___ EXTRACTED DATA ___

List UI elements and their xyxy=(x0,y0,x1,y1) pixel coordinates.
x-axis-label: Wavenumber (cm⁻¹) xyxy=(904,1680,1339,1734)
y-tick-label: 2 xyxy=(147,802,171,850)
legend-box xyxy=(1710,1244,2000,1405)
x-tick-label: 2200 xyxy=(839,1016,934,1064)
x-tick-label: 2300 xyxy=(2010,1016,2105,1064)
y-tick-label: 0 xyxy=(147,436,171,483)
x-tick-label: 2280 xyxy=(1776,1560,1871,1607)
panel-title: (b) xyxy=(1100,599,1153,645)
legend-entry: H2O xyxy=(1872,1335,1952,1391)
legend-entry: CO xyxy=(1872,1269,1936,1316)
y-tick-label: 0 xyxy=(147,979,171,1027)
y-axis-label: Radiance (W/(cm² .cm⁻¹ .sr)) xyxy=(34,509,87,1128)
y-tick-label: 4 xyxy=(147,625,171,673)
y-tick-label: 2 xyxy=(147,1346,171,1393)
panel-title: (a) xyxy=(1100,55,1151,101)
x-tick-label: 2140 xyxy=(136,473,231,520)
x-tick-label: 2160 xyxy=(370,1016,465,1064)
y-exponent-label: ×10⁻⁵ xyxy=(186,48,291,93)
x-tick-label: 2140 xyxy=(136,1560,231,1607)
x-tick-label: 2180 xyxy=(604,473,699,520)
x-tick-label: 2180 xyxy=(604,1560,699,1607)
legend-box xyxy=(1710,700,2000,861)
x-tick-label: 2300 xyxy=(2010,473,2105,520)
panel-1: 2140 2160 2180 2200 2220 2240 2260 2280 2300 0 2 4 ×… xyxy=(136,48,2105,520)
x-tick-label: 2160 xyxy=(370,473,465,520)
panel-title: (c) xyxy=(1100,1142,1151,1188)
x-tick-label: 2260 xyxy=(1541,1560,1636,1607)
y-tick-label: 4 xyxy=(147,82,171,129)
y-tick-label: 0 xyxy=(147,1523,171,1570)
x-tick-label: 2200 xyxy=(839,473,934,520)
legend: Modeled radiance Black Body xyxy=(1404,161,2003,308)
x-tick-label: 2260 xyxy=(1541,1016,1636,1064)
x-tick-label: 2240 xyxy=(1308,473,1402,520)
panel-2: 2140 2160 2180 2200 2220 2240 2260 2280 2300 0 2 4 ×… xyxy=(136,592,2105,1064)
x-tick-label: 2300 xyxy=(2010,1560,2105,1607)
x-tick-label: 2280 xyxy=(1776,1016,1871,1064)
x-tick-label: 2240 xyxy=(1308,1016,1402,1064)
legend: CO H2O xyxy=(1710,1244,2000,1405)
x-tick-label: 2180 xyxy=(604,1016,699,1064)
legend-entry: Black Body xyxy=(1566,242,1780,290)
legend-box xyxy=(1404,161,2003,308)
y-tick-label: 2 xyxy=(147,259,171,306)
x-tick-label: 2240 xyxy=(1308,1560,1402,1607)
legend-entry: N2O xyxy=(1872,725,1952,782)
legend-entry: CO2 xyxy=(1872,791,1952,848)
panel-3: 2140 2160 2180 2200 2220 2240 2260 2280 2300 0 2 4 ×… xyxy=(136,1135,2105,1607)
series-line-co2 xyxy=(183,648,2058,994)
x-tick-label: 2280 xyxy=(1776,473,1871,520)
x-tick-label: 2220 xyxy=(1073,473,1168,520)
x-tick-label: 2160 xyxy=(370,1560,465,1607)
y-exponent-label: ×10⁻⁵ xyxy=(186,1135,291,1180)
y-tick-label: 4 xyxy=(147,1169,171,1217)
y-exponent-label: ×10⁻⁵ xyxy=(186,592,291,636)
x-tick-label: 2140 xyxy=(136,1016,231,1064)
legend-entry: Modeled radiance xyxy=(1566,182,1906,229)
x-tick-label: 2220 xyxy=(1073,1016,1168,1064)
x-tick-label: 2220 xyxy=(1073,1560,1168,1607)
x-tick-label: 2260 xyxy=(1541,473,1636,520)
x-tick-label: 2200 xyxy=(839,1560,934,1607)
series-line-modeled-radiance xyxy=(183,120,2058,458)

___

Return every line of the records above verbatim, preserving their original order.

EXERCISE RESULT:
List UI elements and their xyxy=(x0,y0,x1,y1) pixel coordinates.
x-axis-label: Wavenumber (cm⁻¹) xyxy=(904,1680,1339,1734)
y-tick-label: 2 xyxy=(147,802,171,850)
legend-box xyxy=(1710,1244,2000,1405)
x-tick-label: 2200 xyxy=(839,1016,934,1064)
x-tick-label: 2300 xyxy=(2010,1016,2105,1064)
y-tick-label: 0 xyxy=(147,436,171,483)
x-tick-label: 2280 xyxy=(1776,1560,1871,1607)
panel-title: (b) xyxy=(1100,599,1153,645)
legend-entry: H2O xyxy=(1872,1335,1952,1391)
legend-entry: CO xyxy=(1872,1269,1936,1316)
y-tick-label: 0 xyxy=(147,979,171,1027)
y-axis-label: Radiance (W/(cm² .cm⁻¹ .sr)) xyxy=(34,509,87,1128)
y-tick-label: 4 xyxy=(147,625,171,673)
y-tick-label: 2 xyxy=(147,1346,171,1393)
panel-title: (a) xyxy=(1100,55,1151,101)
x-tick-label: 2140 xyxy=(136,473,231,520)
x-tick-label: 2160 xyxy=(370,1016,465,1064)
y-exponent-label: ×10⁻⁵ xyxy=(186,48,291,93)
x-tick-label: 2140 xyxy=(136,1560,231,1607)
x-tick-label: 2180 xyxy=(604,473,699,520)
x-tick-label: 2180 xyxy=(604,1560,699,1607)
legend-box xyxy=(1710,700,2000,861)
x-tick-label: 2300 xyxy=(2010,473,2105,520)
panel-1: 2140 2160 2180 2200 2220 2240 2260 2280 2300 0 2 4 ×… xyxy=(136,48,2105,520)
x-tick-label: 2160 xyxy=(370,473,465,520)
panel-title: (c) xyxy=(1100,1142,1151,1188)
x-tick-label: 2260 xyxy=(1541,1560,1636,1607)
y-tick-label: 4 xyxy=(147,82,171,129)
y-tick-label: 0 xyxy=(147,1523,171,1570)
x-tick-label: 2200 xyxy=(839,473,934,520)
legend: Modeled radiance Black Body xyxy=(1404,161,2003,308)
x-tick-label: 2260 xyxy=(1541,1016,1636,1064)
x-tick-label: 2240 xyxy=(1308,473,1402,520)
panel-2: 2140 2160 2180 2200 2220 2240 2260 2280 2300 0 2 4 ×… xyxy=(136,592,2105,1064)
x-tick-label: 2300 xyxy=(2010,1560,2105,1607)
x-tick-label: 2280 xyxy=(1776,1016,1871,1064)
x-tick-label: 2240 xyxy=(1308,1016,1402,1064)
legend: CO H2O xyxy=(1710,1244,2000,1405)
x-tick-label: 2180 xyxy=(604,1016,699,1064)
legend-entry: Black Body xyxy=(1566,242,1780,290)
legend-box xyxy=(1404,161,2003,308)
y-tick-label: 2 xyxy=(147,259,171,306)
x-tick-label: 2240 xyxy=(1308,1560,1402,1607)
legend-entry: N2O xyxy=(1872,725,1952,782)
legend-entry: CO2 xyxy=(1872,791,1952,848)
panel-3: 2140 2160 2180 2200 2220 2240 2260 2280 2300 0 2 4 ×… xyxy=(136,1135,2105,1607)
series-line-co2 xyxy=(183,648,2058,994)
x-tick-label: 2280 xyxy=(1776,473,1871,520)
x-tick-label: 2220 xyxy=(1073,473,1168,520)
x-tick-label: 2160 xyxy=(370,1560,465,1607)
y-exponent-label: ×10⁻⁵ xyxy=(186,1135,291,1180)
y-tick-label: 4 xyxy=(147,1169,171,1217)
y-exponent-label: ×10⁻⁵ xyxy=(186,592,291,636)
x-tick-label: 2140 xyxy=(136,1016,231,1064)
legend-entry: Modeled radiance xyxy=(1566,182,1906,229)
x-tick-label: 2220 xyxy=(1073,1016,1168,1064)
x-tick-label: 2220 xyxy=(1073,1560,1168,1607)
x-tick-label: 2260 xyxy=(1541,473,1636,520)
x-tick-label: 2200 xyxy=(839,1560,934,1607)
series-line-modeled-radiance xyxy=(183,120,2058,458)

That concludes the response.